REQUIRED WORK:
Output the lines below as a JSON list of strings, with one string per line and blank lines left out.
----- DATA PROVIDED -----
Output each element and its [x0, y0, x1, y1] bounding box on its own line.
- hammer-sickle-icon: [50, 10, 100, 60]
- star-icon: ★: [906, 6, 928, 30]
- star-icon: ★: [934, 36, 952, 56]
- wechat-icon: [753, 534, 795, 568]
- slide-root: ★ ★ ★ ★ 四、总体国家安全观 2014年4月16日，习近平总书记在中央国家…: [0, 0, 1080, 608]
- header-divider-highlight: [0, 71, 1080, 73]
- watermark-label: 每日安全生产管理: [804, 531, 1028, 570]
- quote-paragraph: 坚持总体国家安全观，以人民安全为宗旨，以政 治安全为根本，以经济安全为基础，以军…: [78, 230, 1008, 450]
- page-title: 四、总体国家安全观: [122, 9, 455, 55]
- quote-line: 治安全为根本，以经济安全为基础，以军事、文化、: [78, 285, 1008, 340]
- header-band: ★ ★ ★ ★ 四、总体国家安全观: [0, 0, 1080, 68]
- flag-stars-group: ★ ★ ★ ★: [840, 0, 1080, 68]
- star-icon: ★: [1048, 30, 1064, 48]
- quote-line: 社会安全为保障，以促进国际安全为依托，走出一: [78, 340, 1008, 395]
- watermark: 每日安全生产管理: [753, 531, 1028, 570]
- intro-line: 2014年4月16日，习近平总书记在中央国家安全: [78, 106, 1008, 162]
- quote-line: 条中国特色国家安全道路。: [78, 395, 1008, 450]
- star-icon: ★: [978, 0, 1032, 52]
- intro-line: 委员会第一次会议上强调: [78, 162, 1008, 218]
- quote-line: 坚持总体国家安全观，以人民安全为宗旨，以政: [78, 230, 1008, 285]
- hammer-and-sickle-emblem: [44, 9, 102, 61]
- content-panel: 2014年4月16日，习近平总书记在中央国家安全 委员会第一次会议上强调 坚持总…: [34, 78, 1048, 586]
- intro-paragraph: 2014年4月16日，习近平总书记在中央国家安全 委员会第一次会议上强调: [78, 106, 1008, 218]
-----
OUTPUT:
[
  "Output each element and its [x0, y0, x1, y1] bounding box on its own line.",
  "- hammer-sickle-icon: [50, 10, 100, 60]",
  "- star-icon: ★: [906, 6, 928, 30]",
  "- star-icon: ★: [934, 36, 952, 56]",
  "- wechat-icon: [753, 534, 795, 568]",
  "- slide-root: ★ ★ ★ ★ 四、总体国家安全观 2014年4月16日，习近平总书记在中央国家…: [0, 0, 1080, 608]",
  "- header-divider-highlight: [0, 71, 1080, 73]",
  "- watermark-label: 每日安全生产管理: [804, 531, 1028, 570]",
  "- quote-paragraph: 坚持总体国家安全观，以人民安全为宗旨，以政 治安全为根本，以经济安全为基础，以军…: [78, 230, 1008, 450]",
  "- page-title: 四、总体国家安全观: [122, 9, 455, 55]",
  "- quote-line: 治安全为根本，以经济安全为基础，以军事、文化、: [78, 285, 1008, 340]",
  "- header-band: ★ ★ ★ ★ 四、总体国家安全观: [0, 0, 1080, 68]",
  "- flag-stars-group: ★ ★ ★ ★: [840, 0, 1080, 68]",
  "- star-icon: ★: [1048, 30, 1064, 48]",
  "- quote-line: 社会安全为保障，以促进国际安全为依托，走出一: [78, 340, 1008, 395]",
  "- watermark: 每日安全生产管理: [753, 531, 1028, 570]",
  "- intro-line: 2014年4月16日，习近平总书记在中央国家安全: [78, 106, 1008, 162]",
  "- quote-line: 条中国特色国家安全道路。: [78, 395, 1008, 450]",
  "- star-icon: ★: [978, 0, 1032, 52]",
  "- intro-line: 委员会第一次会议上强调: [78, 162, 1008, 218]",
  "- quote-line: 坚持总体国家安全观，以人民安全为宗旨，以政: [78, 230, 1008, 285]",
  "- hammer-and-sickle-emblem: [44, 9, 102, 61]",
  "- content-panel: 2014年4月16日，习近平总书记在中央国家安全 委员会第一次会议上强调 坚持总…: [34, 78, 1048, 586]",
  "- intro-paragraph: 2014年4月16日，习近平总书记在中央国家安全 委员会第一次会议上强调: [78, 106, 1008, 218]"
]